§ **SET PROBLEM**
Set down each record below precisely, skipping the pictures.

§ **DATA FOR PROCESSING**
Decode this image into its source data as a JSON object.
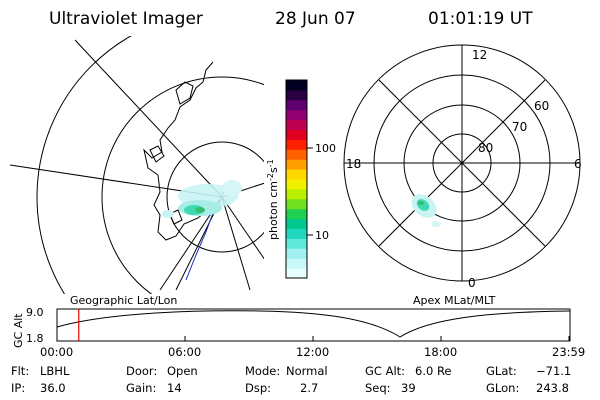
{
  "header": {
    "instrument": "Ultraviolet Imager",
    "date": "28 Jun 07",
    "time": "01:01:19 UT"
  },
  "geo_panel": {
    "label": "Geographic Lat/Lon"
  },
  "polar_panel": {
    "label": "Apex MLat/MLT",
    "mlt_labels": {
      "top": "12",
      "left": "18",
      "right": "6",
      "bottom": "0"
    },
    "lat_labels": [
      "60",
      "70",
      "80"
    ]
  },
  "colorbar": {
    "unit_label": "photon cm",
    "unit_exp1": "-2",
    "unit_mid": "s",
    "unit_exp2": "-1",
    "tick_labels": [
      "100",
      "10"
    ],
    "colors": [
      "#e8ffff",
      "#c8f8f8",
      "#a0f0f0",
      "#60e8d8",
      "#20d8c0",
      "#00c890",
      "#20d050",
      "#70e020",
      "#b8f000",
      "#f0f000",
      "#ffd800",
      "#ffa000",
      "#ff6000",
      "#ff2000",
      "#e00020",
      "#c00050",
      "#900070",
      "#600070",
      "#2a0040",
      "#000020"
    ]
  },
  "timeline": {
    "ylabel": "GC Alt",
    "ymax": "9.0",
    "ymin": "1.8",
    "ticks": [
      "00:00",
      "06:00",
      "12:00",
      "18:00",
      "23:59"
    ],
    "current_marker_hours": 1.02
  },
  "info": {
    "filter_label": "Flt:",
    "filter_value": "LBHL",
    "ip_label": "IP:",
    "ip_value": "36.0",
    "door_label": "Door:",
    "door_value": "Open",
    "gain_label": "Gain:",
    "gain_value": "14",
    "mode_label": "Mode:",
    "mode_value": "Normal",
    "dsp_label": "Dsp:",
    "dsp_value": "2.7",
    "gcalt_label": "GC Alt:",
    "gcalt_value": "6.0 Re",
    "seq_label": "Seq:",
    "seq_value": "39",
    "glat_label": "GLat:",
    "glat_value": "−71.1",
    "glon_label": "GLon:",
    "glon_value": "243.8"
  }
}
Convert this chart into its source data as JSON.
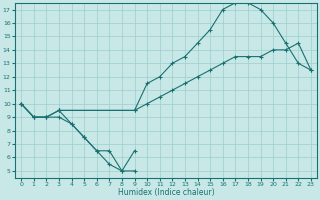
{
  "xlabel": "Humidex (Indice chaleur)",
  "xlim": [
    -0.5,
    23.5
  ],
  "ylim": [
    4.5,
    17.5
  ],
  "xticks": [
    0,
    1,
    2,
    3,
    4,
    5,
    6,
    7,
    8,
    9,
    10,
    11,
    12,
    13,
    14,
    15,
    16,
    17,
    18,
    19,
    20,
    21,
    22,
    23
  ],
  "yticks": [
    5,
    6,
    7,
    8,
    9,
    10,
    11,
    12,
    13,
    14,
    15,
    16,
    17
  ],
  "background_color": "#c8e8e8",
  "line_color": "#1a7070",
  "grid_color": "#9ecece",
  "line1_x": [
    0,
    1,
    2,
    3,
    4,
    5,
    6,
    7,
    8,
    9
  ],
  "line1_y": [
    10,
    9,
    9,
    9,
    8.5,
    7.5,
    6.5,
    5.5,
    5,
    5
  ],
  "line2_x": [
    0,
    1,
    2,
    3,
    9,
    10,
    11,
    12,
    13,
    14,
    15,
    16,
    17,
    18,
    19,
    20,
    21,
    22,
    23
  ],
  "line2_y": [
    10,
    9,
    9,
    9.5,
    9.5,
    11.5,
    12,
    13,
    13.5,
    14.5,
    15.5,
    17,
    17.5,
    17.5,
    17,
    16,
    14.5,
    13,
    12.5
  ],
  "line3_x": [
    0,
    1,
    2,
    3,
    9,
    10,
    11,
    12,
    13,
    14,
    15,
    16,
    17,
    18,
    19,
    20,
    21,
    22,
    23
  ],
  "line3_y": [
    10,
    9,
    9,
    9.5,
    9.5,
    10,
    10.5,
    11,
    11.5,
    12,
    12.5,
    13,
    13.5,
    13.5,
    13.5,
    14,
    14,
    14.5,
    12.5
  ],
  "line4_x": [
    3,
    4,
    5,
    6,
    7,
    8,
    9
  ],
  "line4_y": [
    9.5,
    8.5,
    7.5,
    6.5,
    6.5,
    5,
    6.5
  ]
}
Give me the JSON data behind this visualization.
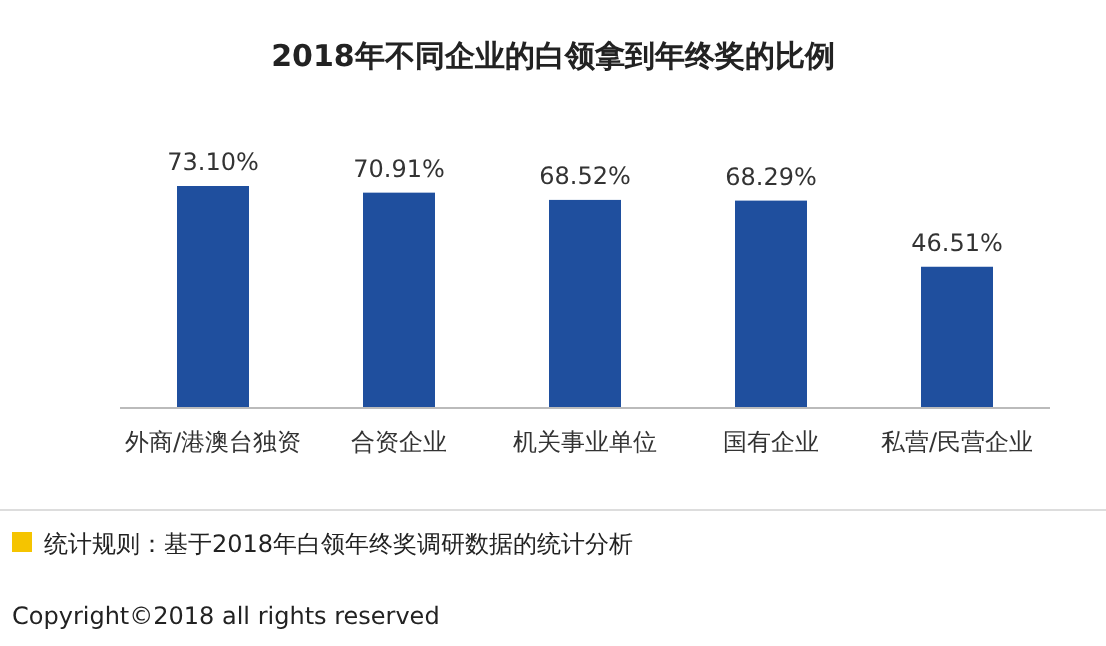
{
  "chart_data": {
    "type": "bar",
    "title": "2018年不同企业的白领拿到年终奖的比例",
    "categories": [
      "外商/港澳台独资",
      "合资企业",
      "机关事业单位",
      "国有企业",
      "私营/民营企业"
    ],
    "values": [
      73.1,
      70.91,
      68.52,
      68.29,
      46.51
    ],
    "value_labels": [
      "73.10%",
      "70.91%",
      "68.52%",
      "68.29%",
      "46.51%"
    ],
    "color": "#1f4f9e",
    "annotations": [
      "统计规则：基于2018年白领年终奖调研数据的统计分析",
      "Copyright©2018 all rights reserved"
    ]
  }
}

§ **IN RESPONSE**
Decode this image into its source data as a JSON object.
{
  "header": {
    "instrument": "Ultraviolet Imager",
    "date": "28 Jun 07",
    "time": "01:01:19 UT"
  },
  "geo_panel": {
    "label": "Geographic Lat/Lon"
  },
  "polar_panel": {
    "label": "Apex MLat/MLT",
    "mlt_labels": {
      "top": "12",
      "left": "18",
      "right": "6",
      "bottom": "0"
    },
    "lat_labels": [
      "60",
      "70",
      "80"
    ]
  },
  "colorbar": {
    "unit_label": "photon cm",
    "unit_exp1": "-2",
    "unit_mid": "s",
    "unit_exp2": "-1",
    "tick_labels": [
      "100",
      "10"
    ],
    "colors": [
      "#e8ffff",
      "#c8f8f8",
      "#a0f0f0",
      "#60e8d8",
      "#20d8c0",
      "#00c890",
      "#20d050",
      "#70e020",
      "#b8f000",
      "#f0f000",
      "#ffd800",
      "#ffa000",
      "#ff6000",
      "#ff2000",
      "#e00020",
      "#c00050",
      "#900070",
      "#600070",
      "#2a0040",
      "#000020"
    ]
  },
  "timeline": {
    "ylabel": "GC Alt",
    "ymax": "9.0",
    "ymin": "1.8",
    "ticks": [
      "00:00",
      "06:00",
      "12:00",
      "18:00",
      "23:59"
    ],
    "current_marker_hours": 1.02
  },
  "info": {
    "filter_label": "Flt:",
    "filter_value": "LBHL",
    "ip_label": "IP:",
    "ip_value": "36.0",
    "door_label": "Door:",
    "door_value": "Open",
    "gain_label": "Gain:",
    "gain_value": "14",
    "mode_label": "Mode:",
    "mode_value": "Normal",
    "dsp_label": "Dsp:",
    "dsp_value": "2.7",
    "gcalt_label": "GC Alt:",
    "gcalt_value": "6.0 Re",
    "seq_label": "Seq:",
    "seq_value": "39",
    "glat_label": "GLat:",
    "glat_value": "−71.1",
    "glon_label": "GLon:",
    "glon_value": "243.8"
  }
}
Convert this chart into its source data as JSON.
{
  "xlabel": "Humidex (Indice chaleur)",
  "xlim": [
    -0.5,
    23.5
  ],
  "ylim": [
    4.5,
    17.5
  ],
  "xticks": [
    0,
    1,
    2,
    3,
    4,
    5,
    6,
    7,
    8,
    9,
    10,
    11,
    12,
    13,
    14,
    15,
    16,
    17,
    18,
    19,
    20,
    21,
    22,
    23
  ],
  "yticks": [
    5,
    6,
    7,
    8,
    9,
    10,
    11,
    12,
    13,
    14,
    15,
    16,
    17
  ],
  "background_color": "#c8e8e8",
  "line_color": "#1a7070",
  "grid_color": "#9ecece",
  "line1_x": [
    0,
    1,
    2,
    3,
    4,
    5,
    6,
    7,
    8,
    9
  ],
  "line1_y": [
    10,
    9,
    9,
    9,
    8.5,
    7.5,
    6.5,
    5.5,
    5,
    5
  ],
  "line2_x": [
    0,
    1,
    2,
    3,
    9,
    10,
    11,
    12,
    13,
    14,
    15,
    16,
    17,
    18,
    19,
    20,
    21,
    22,
    23
  ],
  "line2_y": [
    10,
    9,
    9,
    9.5,
    9.5,
    11.5,
    12,
    13,
    13.5,
    14.5,
    15.5,
    17,
    17.5,
    17.5,
    17,
    16,
    14.5,
    13,
    12.5
  ],
  "line3_x": [
    0,
    1,
    2,
    3,
    9,
    10,
    11,
    12,
    13,
    14,
    15,
    16,
    17,
    18,
    19,
    20,
    21,
    22,
    23
  ],
  "line3_y": [
    10,
    9,
    9,
    9.5,
    9.5,
    10,
    10.5,
    11,
    11.5,
    12,
    12.5,
    13,
    13.5,
    13.5,
    13.5,
    14,
    14,
    14.5,
    12.5
  ],
  "line4_x": [
    3,
    4,
    5,
    6,
    7,
    8,
    9
  ],
  "line4_y": [
    9.5,
    8.5,
    7.5,
    6.5,
    6.5,
    5,
    6.5
  ]
}
Give me the JSON data behind this visualization.
{
  "chart_data": {
    "type": "bar",
    "title": "2018年不同企业的白领拿到年终奖的比例",
    "categories": [
      "外商/港澳台独资",
      "合资企业",
      "机关事业单位",
      "国有企业",
      "私营/民营企业"
    ],
    "values": [
      73.1,
      70.91,
      68.52,
      68.29,
      46.51
    ],
    "value_labels": [
      "73.10%",
      "70.91%",
      "68.52%",
      "68.29%",
      "46.51%"
    ],
    "color": "#1f4f9e",
    "annotations": [
      "统计规则：基于2018年白领年终奖调研数据的统计分析",
      "Copyright©2018 all rights reserved"
    ]
  }
}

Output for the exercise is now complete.